(Collected data entries)
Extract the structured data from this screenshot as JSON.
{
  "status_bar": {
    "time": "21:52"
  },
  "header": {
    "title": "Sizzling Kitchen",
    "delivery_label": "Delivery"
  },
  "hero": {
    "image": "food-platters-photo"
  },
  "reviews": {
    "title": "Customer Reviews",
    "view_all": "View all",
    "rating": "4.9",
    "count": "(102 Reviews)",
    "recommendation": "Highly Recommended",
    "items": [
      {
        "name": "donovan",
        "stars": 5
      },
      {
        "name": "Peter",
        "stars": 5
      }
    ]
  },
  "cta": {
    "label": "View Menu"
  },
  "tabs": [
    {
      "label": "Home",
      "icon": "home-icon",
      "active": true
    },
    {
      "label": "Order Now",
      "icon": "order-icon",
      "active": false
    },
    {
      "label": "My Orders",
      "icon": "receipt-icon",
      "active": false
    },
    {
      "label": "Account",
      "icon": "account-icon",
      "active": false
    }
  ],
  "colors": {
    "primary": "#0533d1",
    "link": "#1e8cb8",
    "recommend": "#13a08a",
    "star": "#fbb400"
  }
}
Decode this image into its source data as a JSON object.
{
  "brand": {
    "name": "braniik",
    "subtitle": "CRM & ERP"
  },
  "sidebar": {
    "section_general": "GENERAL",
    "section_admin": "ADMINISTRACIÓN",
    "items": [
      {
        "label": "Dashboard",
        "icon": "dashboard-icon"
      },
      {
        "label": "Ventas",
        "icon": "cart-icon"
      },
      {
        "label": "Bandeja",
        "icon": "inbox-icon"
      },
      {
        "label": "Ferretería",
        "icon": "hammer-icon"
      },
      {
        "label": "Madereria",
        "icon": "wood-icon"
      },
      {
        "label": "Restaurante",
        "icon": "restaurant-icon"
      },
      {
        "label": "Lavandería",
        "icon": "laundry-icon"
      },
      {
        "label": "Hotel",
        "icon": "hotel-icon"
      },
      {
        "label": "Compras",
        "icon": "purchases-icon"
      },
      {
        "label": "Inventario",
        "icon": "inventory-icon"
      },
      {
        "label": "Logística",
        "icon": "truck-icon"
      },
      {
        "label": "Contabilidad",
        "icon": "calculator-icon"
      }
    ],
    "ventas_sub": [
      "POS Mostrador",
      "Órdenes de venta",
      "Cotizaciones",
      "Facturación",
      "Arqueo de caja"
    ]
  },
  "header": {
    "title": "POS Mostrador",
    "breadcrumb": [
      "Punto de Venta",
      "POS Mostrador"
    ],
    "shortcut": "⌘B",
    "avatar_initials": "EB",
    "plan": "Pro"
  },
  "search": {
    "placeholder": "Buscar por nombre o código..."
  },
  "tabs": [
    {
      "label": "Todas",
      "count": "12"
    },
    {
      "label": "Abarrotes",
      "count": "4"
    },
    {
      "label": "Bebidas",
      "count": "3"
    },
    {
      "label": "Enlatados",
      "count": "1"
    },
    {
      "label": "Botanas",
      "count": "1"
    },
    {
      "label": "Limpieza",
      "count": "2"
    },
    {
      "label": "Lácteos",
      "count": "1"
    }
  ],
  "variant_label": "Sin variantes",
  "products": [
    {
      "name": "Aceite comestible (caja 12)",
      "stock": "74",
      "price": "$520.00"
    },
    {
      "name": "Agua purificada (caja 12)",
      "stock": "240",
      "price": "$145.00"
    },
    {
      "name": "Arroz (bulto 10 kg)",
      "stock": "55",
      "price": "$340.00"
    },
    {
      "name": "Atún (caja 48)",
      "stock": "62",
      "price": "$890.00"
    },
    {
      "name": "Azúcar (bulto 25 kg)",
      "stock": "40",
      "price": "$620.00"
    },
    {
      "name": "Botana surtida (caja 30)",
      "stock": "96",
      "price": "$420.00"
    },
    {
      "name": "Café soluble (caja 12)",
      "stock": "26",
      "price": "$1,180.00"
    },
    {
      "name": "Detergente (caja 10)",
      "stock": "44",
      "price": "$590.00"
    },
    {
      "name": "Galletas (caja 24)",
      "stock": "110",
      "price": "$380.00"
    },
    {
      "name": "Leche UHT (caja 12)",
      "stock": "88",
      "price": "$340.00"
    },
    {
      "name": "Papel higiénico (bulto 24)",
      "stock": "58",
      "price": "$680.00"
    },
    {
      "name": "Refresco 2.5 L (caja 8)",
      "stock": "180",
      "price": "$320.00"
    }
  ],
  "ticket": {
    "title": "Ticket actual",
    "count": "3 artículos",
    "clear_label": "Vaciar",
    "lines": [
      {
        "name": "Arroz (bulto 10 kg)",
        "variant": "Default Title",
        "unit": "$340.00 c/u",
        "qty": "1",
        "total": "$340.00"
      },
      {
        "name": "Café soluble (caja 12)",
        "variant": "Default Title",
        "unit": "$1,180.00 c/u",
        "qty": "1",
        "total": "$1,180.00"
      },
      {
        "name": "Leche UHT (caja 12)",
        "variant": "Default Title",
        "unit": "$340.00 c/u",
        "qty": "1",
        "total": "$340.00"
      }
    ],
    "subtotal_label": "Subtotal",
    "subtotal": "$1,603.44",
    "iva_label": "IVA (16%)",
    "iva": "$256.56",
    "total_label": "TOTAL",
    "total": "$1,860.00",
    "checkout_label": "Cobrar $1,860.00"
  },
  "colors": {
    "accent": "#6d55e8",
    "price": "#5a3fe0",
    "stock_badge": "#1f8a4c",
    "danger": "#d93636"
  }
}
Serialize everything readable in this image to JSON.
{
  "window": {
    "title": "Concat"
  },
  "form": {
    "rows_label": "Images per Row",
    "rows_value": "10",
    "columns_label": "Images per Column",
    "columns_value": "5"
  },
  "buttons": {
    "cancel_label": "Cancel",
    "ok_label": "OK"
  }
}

» **Written problem**: Set down each entry again, unchanged.

» **Solution for this problem**:
Extract the structured data from this screenshot as JSON.
{
  "status_bar": {
    "time": "21:52"
  },
  "header": {
    "title": "Sizzling Kitchen",
    "delivery_label": "Delivery"
  },
  "hero": {
    "image": "food-platters-photo"
  },
  "reviews": {
    "title": "Customer Reviews",
    "view_all": "View all",
    "rating": "4.9",
    "count": "(102 Reviews)",
    "recommendation": "Highly Recommended",
    "items": [
      {
        "name": "donovan",
        "stars": 5
      },
      {
        "name": "Peter",
        "stars": 5
      }
    ]
  },
  "cta": {
    "label": "View Menu"
  },
  "tabs": [
    {
      "label": "Home",
      "icon": "home-icon",
      "active": true
    },
    {
      "label": "Order Now",
      "icon": "order-icon",
      "active": false
    },
    {
      "label": "My Orders",
      "icon": "receipt-icon",
      "active": false
    },
    {
      "label": "Account",
      "icon": "account-icon",
      "active": false
    }
  ],
  "colors": {
    "primary": "#0533d1",
    "link": "#1e8cb8",
    "recommend": "#13a08a",
    "star": "#fbb400"
  }
}
Decode this image into its source data as a JSON object.
{
  "brand": {
    "name": "braniik",
    "subtitle": "CRM & ERP"
  },
  "sidebar": {
    "section_general": "GENERAL",
    "section_admin": "ADMINISTRACIÓN",
    "items": [
      {
        "label": "Dashboard",
        "icon": "dashboard-icon"
      },
      {
        "label": "Ventas",
        "icon": "cart-icon"
      },
      {
        "label": "Bandeja",
        "icon": "inbox-icon"
      },
      {
        "label": "Ferretería",
        "icon": "hammer-icon"
      },
      {
        "label": "Madereria",
        "icon": "wood-icon"
      },
      {
        "label": "Restaurante",
        "icon": "restaurant-icon"
      },
      {
        "label": "Lavandería",
        "icon": "laundry-icon"
      },
      {
        "label": "Hotel",
        "icon": "hotel-icon"
      },
      {
        "label": "Compras",
        "icon": "purchases-icon"
      },
      {
        "label": "Inventario",
        "icon": "inventory-icon"
      },
      {
        "label": "Logística",
        "icon": "truck-icon"
      },
      {
        "label": "Contabilidad",
        "icon": "calculator-icon"
      }
    ],
    "ventas_sub": [
      "POS Mostrador",
      "Órdenes de venta",
      "Cotizaciones",
      "Facturación",
      "Arqueo de caja"
    ]
  },
  "header": {
    "title": "POS Mostrador",
    "breadcrumb": [
      "Punto de Venta",
      "POS Mostrador"
    ],
    "shortcut": "⌘B",
    "avatar_initials": "EB",
    "plan": "Pro"
  },
  "search": {
    "placeholder": "Buscar por nombre o código..."
  },
  "tabs": [
    {
      "label": "Todas",
      "count": "12"
    },
    {
      "label": "Abarrotes",
      "count": "4"
    },
    {
      "label": "Bebidas",
      "count": "3"
    },
    {
      "label": "Enlatados",
      "count": "1"
    },
    {
      "label": "Botanas",
      "count": "1"
    },
    {
      "label": "Limpieza",
      "count": "2"
    },
    {
      "label": "Lácteos",
      "count": "1"
    }
  ],
  "variant_label": "Sin variantes",
  "products": [
    {
      "name": "Aceite comestible (caja 12)",
      "stock": "74",
      "price": "$520.00"
    },
    {
      "name": "Agua purificada (caja 12)",
      "stock": "240",
      "price": "$145.00"
    },
    {
      "name": "Arroz (bulto 10 kg)",
      "stock": "55",
      "price": "$340.00"
    },
    {
      "name": "Atún (caja 48)",
      "stock": "62",
      "price": "$890.00"
    },
    {
      "name": "Azúcar (bulto 25 kg)",
      "stock": "40",
      "price": "$620.00"
    },
    {
      "name": "Botana surtida (caja 30)",
      "stock": "96",
      "price": "$420.00"
    },
    {
      "name": "Café soluble (caja 12)",
      "stock": "26",
      "price": "$1,180.00"
    },
    {
      "name": "Detergente (caja 10)",
      "stock": "44",
      "price": "$590.00"
    },
    {
      "name": "Galletas (caja 24)",
      "stock": "110",
      "price": "$380.00"
    },
    {
      "name": "Leche UHT (caja 12)",
      "stock": "88",
      "price": "$340.00"
    },
    {
      "name": "Papel higiénico (bulto 24)",
      "stock": "58",
      "price": "$680.00"
    },
    {
      "name": "Refresco 2.5 L (caja 8)",
      "stock": "180",
      "price": "$320.00"
    }
  ],
  "ticket": {
    "title": "Ticket actual",
    "count": "3 artículos",
    "clear_label": "Vaciar",
    "lines": [
      {
        "name": "Arroz (bulto 10 kg)",
        "variant": "Default Title",
        "unit": "$340.00 c/u",
        "qty": "1",
        "total": "$340.00"
      },
      {
        "name": "Café soluble (caja 12)",
        "variant": "Default Title",
        "unit": "$1,180.00 c/u",
        "qty": "1",
        "total": "$1,180.00"
      },
      {
        "name": "Leche UHT (caja 12)",
        "variant": "Default Title",
        "unit": "$340.00 c/u",
        "qty": "1",
        "total": "$340.00"
      }
    ],
    "subtotal_label": "Subtotal",
    "subtotal": "$1,603.44",
    "iva_label": "IVA (16%)",
    "iva": "$256.56",
    "total_label": "TOTAL",
    "total": "$1,860.00",
    "checkout_label": "Cobrar $1,860.00"
  },
  "colors": {
    "accent": "#6d55e8",
    "price": "#5a3fe0",
    "stock_badge": "#1f8a4c",
    "danger": "#d93636"
  }
}
Serialize everything readable in this image to JSON.
{
  "window": {
    "title": "Concat"
  },
  "form": {
    "rows_label": "Images per Row",
    "rows_value": "10",
    "columns_label": "Images per Column",
    "columns_value": "5"
  },
  "buttons": {
    "cancel_label": "Cancel",
    "ok_label": "OK"
  }
}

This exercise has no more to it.